• _Written instruction_: Work out how many lines have "will" in them. Give only that number.

Stored items from a collection:
=======

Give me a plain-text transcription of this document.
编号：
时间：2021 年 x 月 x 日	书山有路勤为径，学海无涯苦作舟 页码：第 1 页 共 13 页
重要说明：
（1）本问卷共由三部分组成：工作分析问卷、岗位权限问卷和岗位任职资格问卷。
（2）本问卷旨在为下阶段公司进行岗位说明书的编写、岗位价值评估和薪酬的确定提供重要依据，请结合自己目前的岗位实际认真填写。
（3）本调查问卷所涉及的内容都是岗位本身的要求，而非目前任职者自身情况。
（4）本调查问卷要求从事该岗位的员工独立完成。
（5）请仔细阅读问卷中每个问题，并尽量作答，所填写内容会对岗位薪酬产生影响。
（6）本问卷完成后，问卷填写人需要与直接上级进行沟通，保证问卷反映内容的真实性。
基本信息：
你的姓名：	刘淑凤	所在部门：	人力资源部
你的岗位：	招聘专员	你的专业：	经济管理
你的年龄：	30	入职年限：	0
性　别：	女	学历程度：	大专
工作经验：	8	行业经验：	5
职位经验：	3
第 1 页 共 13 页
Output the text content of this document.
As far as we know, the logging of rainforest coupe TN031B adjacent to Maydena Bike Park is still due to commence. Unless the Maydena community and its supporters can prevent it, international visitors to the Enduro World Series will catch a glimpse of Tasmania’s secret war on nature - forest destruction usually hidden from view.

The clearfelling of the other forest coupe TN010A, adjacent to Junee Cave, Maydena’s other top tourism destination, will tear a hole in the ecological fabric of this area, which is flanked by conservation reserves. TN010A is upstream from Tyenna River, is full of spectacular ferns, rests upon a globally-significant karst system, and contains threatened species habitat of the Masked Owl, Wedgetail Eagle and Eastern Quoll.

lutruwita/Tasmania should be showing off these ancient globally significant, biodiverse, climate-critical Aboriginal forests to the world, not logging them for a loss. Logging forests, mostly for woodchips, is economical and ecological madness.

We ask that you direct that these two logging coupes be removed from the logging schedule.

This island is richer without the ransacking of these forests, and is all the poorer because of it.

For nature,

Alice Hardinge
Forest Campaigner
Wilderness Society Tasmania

=======

• _The result_: 2